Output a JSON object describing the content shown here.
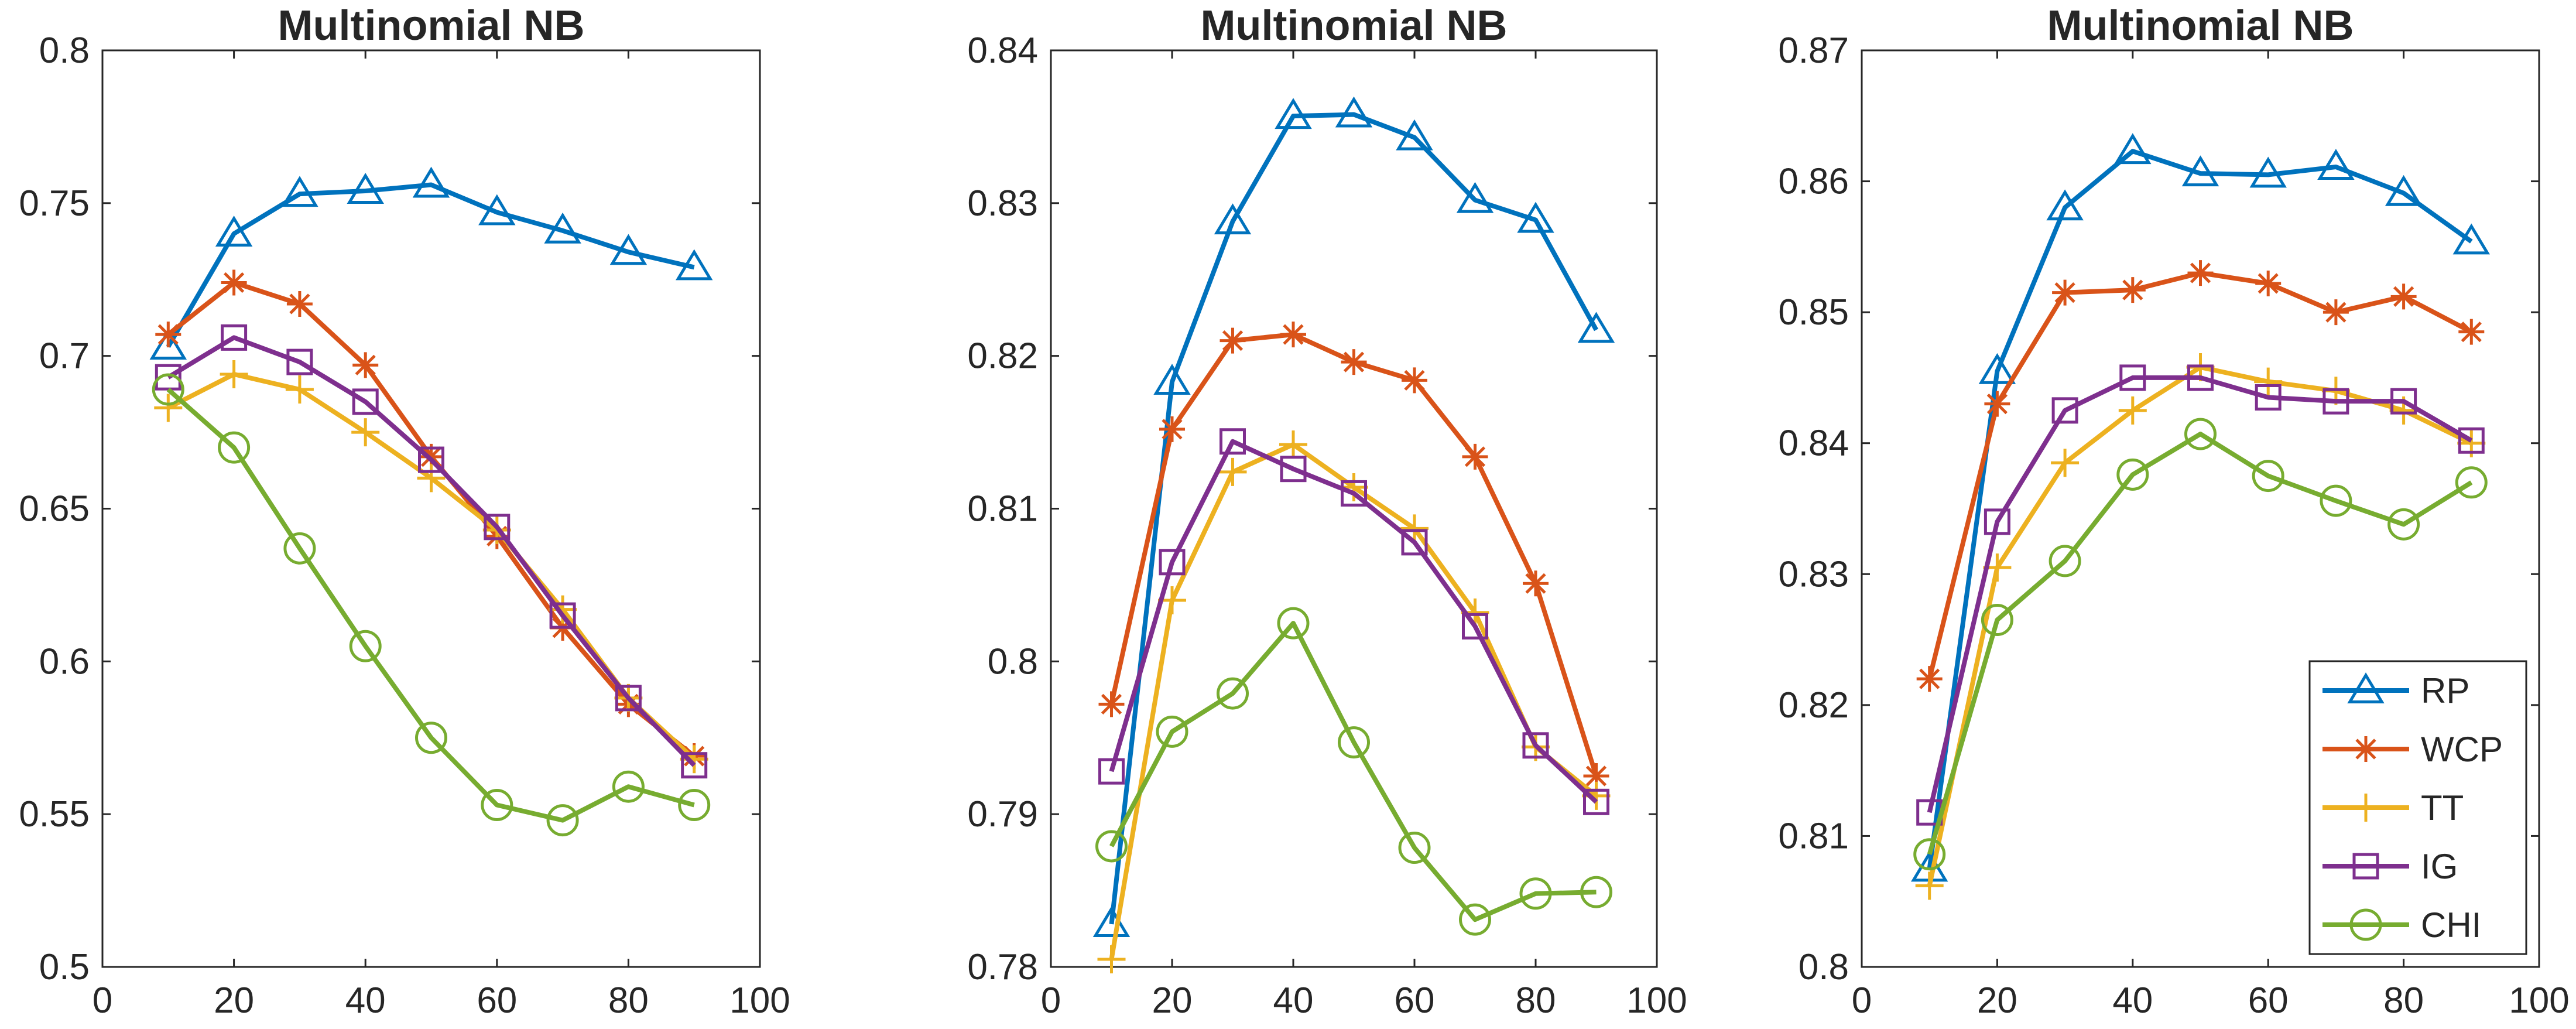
{
  "chart_data": [
    {
      "type": "line",
      "title": "Multinomial NB",
      "xlabel": "",
      "ylabel": "",
      "xlim": [
        0,
        100
      ],
      "ylim": [
        0.5,
        0.8
      ],
      "xticks": [
        "0",
        "20",
        "40",
        "60",
        "80",
        "100"
      ],
      "yticks": [
        "0.5",
        "0.55",
        "0.6",
        "0.65",
        "0.7",
        "0.75",
        "0.8"
      ],
      "x": [
        10,
        20,
        30,
        40,
        50,
        60,
        70,
        80,
        90
      ],
      "grid": false,
      "legend": null,
      "series": [
        {
          "name": "RP",
          "values": [
            0.703,
            0.74,
            0.753,
            0.754,
            0.756,
            0.747,
            0.741,
            0.734,
            0.729
          ]
        },
        {
          "name": "WCP",
          "values": [
            0.707,
            0.724,
            0.717,
            0.697,
            0.667,
            0.641,
            0.611,
            0.586,
            0.569
          ]
        },
        {
          "name": "TT",
          "values": [
            0.683,
            0.694,
            0.689,
            0.675,
            0.66,
            0.643,
            0.617,
            0.588,
            0.568
          ]
        },
        {
          "name": "IG",
          "values": [
            0.693,
            0.706,
            0.698,
            0.685,
            0.666,
            0.644,
            0.615,
            0.588,
            0.566
          ]
        },
        {
          "name": "CHI",
          "values": [
            0.689,
            0.67,
            0.637,
            0.605,
            0.575,
            0.553,
            0.548,
            0.559,
            0.553
          ]
        }
      ]
    },
    {
      "type": "line",
      "title": "Multinomial NB",
      "xlabel": "",
      "ylabel": "",
      "xlim": [
        0,
        100
      ],
      "ylim": [
        0.78,
        0.84
      ],
      "xticks": [
        "0",
        "20",
        "40",
        "60",
        "80",
        "100"
      ],
      "yticks": [
        "0.78",
        "0.79",
        "0.8",
        "0.81",
        "0.82",
        "0.83",
        "0.84"
      ],
      "x": [
        10,
        20,
        30,
        40,
        50,
        60,
        70,
        80,
        90
      ],
      "grid": false,
      "legend": null,
      "series": [
        {
          "name": "RP",
          "values": [
            0.7828,
            0.8183,
            0.8288,
            0.8357,
            0.8358,
            0.8343,
            0.8302,
            0.8289,
            0.8217
          ]
        },
        {
          "name": "WCP",
          "values": [
            0.7972,
            0.8152,
            0.821,
            0.8214,
            0.8196,
            0.8184,
            0.8134,
            0.8051,
            0.7925
          ]
        },
        {
          "name": "TT",
          "values": [
            0.7805,
            0.804,
            0.8124,
            0.8142,
            0.8114,
            0.8087,
            0.8032,
            0.7944,
            0.7912
          ]
        },
        {
          "name": "IG",
          "values": [
            0.7928,
            0.8065,
            0.8144,
            0.8126,
            0.811,
            0.8078,
            0.8023,
            0.7945,
            0.7908
          ]
        },
        {
          "name": "CHI",
          "values": [
            0.7879,
            0.7954,
            0.7979,
            0.8025,
            0.7947,
            0.7878,
            0.7831,
            0.7848,
            0.7849
          ]
        }
      ]
    },
    {
      "type": "line",
      "title": "Multinomial NB",
      "xlabel": "",
      "ylabel": "",
      "xlim": [
        0,
        100
      ],
      "ylim": [
        0.8,
        0.87
      ],
      "xticks": [
        "0",
        "20",
        "40",
        "60",
        "80",
        "100"
      ],
      "yticks": [
        "0.8",
        "0.81",
        "0.82",
        "0.83",
        "0.84",
        "0.85",
        "0.86",
        "0.87"
      ],
      "x": [
        10,
        20,
        30,
        40,
        50,
        60,
        70,
        80,
        90
      ],
      "grid": false,
      "legend": "bottom-right",
      "series": [
        {
          "name": "RP",
          "values": [
            0.8075,
            0.8455,
            0.858,
            0.8623,
            0.8606,
            0.8605,
            0.8611,
            0.8591,
            0.8554
          ]
        },
        {
          "name": "WCP",
          "values": [
            0.822,
            0.843,
            0.8515,
            0.8517,
            0.853,
            0.8522,
            0.85,
            0.8512,
            0.8485
          ]
        },
        {
          "name": "TT",
          "values": [
            0.8062,
            0.8305,
            0.8385,
            0.8425,
            0.8458,
            0.8447,
            0.844,
            0.8425,
            0.84
          ]
        },
        {
          "name": "IG",
          "values": [
            0.8118,
            0.834,
            0.8425,
            0.845,
            0.845,
            0.8435,
            0.8432,
            0.8432,
            0.8402
          ]
        },
        {
          "name": "CHI",
          "values": [
            0.8086,
            0.8265,
            0.831,
            0.8376,
            0.8407,
            0.8375,
            0.8356,
            0.8338,
            0.837
          ]
        }
      ]
    }
  ],
  "styles": {
    "colors": {
      "RP": "#0072bd",
      "WCP": "#d95319",
      "TT": "#edb120",
      "IG": "#7e2f8e",
      "CHI": "#77ac30"
    },
    "markers": {
      "RP": "triangle",
      "WCP": "asterisk",
      "TT": "plus",
      "IG": "square",
      "CHI": "circle"
    },
    "axis_color": "#262626"
  }
}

----------------------------------------

### AIM
The records shown above are to be repeated exactly, with the pictures left out.

### TASK SOLUTION
Output a JSON object describing the content shown here.
{
  "chart_data": [
    {
      "type": "line",
      "title": "Multinomial NB",
      "xlabel": "",
      "ylabel": "",
      "xlim": [
        0,
        100
      ],
      "ylim": [
        0.5,
        0.8
      ],
      "xticks": [
        "0",
        "20",
        "40",
        "60",
        "80",
        "100"
      ],
      "yticks": [
        "0.5",
        "0.55",
        "0.6",
        "0.65",
        "0.7",
        "0.75",
        "0.8"
      ],
      "x": [
        10,
        20,
        30,
        40,
        50,
        60,
        70,
        80,
        90
      ],
      "grid": false,
      "legend": null,
      "series": [
        {
          "name": "RP",
          "values": [
            0.703,
            0.74,
            0.753,
            0.754,
            0.756,
            0.747,
            0.741,
            0.734,
            0.729
          ]
        },
        {
          "name": "WCP",
          "values": [
            0.707,
            0.724,
            0.717,
            0.697,
            0.667,
            0.641,
            0.611,
            0.586,
            0.569
          ]
        },
        {
          "name": "TT",
          "values": [
            0.683,
            0.694,
            0.689,
            0.675,
            0.66,
            0.643,
            0.617,
            0.588,
            0.568
          ]
        },
        {
          "name": "IG",
          "values": [
            0.693,
            0.706,
            0.698,
            0.685,
            0.666,
            0.644,
            0.615,
            0.588,
            0.566
          ]
        },
        {
          "name": "CHI",
          "values": [
            0.689,
            0.67,
            0.637,
            0.605,
            0.575,
            0.553,
            0.548,
            0.559,
            0.553
          ]
        }
      ]
    },
    {
      "type": "line",
      "title": "Multinomial NB",
      "xlabel": "",
      "ylabel": "",
      "xlim": [
        0,
        100
      ],
      "ylim": [
        0.78,
        0.84
      ],
      "xticks": [
        "0",
        "20",
        "40",
        "60",
        "80",
        "100"
      ],
      "yticks": [
        "0.78",
        "0.79",
        "0.8",
        "0.81",
        "0.82",
        "0.83",
        "0.84"
      ],
      "x": [
        10,
        20,
        30,
        40,
        50,
        60,
        70,
        80,
        90
      ],
      "grid": false,
      "legend": null,
      "series": [
        {
          "name": "RP",
          "values": [
            0.7828,
            0.8183,
            0.8288,
            0.8357,
            0.8358,
            0.8343,
            0.8302,
            0.8289,
            0.8217
          ]
        },
        {
          "name": "WCP",
          "values": [
            0.7972,
            0.8152,
            0.821,
            0.8214,
            0.8196,
            0.8184,
            0.8134,
            0.8051,
            0.7925
          ]
        },
        {
          "name": "TT",
          "values": [
            0.7805,
            0.804,
            0.8124,
            0.8142,
            0.8114,
            0.8087,
            0.8032,
            0.7944,
            0.7912
          ]
        },
        {
          "name": "IG",
          "values": [
            0.7928,
            0.8065,
            0.8144,
            0.8126,
            0.811,
            0.8078,
            0.8023,
            0.7945,
            0.7908
          ]
        },
        {
          "name": "CHI",
          "values": [
            0.7879,
            0.7954,
            0.7979,
            0.8025,
            0.7947,
            0.7878,
            0.7831,
            0.7848,
            0.7849
          ]
        }
      ]
    },
    {
      "type": "line",
      "title": "Multinomial NB",
      "xlabel": "",
      "ylabel": "",
      "xlim": [
        0,
        100
      ],
      "ylim": [
        0.8,
        0.87
      ],
      "xticks": [
        "0",
        "20",
        "40",
        "60",
        "80",
        "100"
      ],
      "yticks": [
        "0.8",
        "0.81",
        "0.82",
        "0.83",
        "0.84",
        "0.85",
        "0.86",
        "0.87"
      ],
      "x": [
        10,
        20,
        30,
        40,
        50,
        60,
        70,
        80,
        90
      ],
      "grid": false,
      "legend": "bottom-right",
      "series": [
        {
          "name": "RP",
          "values": [
            0.8075,
            0.8455,
            0.858,
            0.8623,
            0.8606,
            0.8605,
            0.8611,
            0.8591,
            0.8554
          ]
        },
        {
          "name": "WCP",
          "values": [
            0.822,
            0.843,
            0.8515,
            0.8517,
            0.853,
            0.8522,
            0.85,
            0.8512,
            0.8485
          ]
        },
        {
          "name": "TT",
          "values": [
            0.8062,
            0.8305,
            0.8385,
            0.8425,
            0.8458,
            0.8447,
            0.844,
            0.8425,
            0.84
          ]
        },
        {
          "name": "IG",
          "values": [
            0.8118,
            0.834,
            0.8425,
            0.845,
            0.845,
            0.8435,
            0.8432,
            0.8432,
            0.8402
          ]
        },
        {
          "name": "CHI",
          "values": [
            0.8086,
            0.8265,
            0.831,
            0.8376,
            0.8407,
            0.8375,
            0.8356,
            0.8338,
            0.837
          ]
        }
      ]
    }
  ],
  "styles": {
    "colors": {
      "RP": "#0072bd",
      "WCP": "#d95319",
      "TT": "#edb120",
      "IG": "#7e2f8e",
      "CHI": "#77ac30"
    },
    "markers": {
      "RP": "triangle",
      "WCP": "asterisk",
      "TT": "plus",
      "IG": "square",
      "CHI": "circle"
    },
    "axis_color": "#262626"
  }
}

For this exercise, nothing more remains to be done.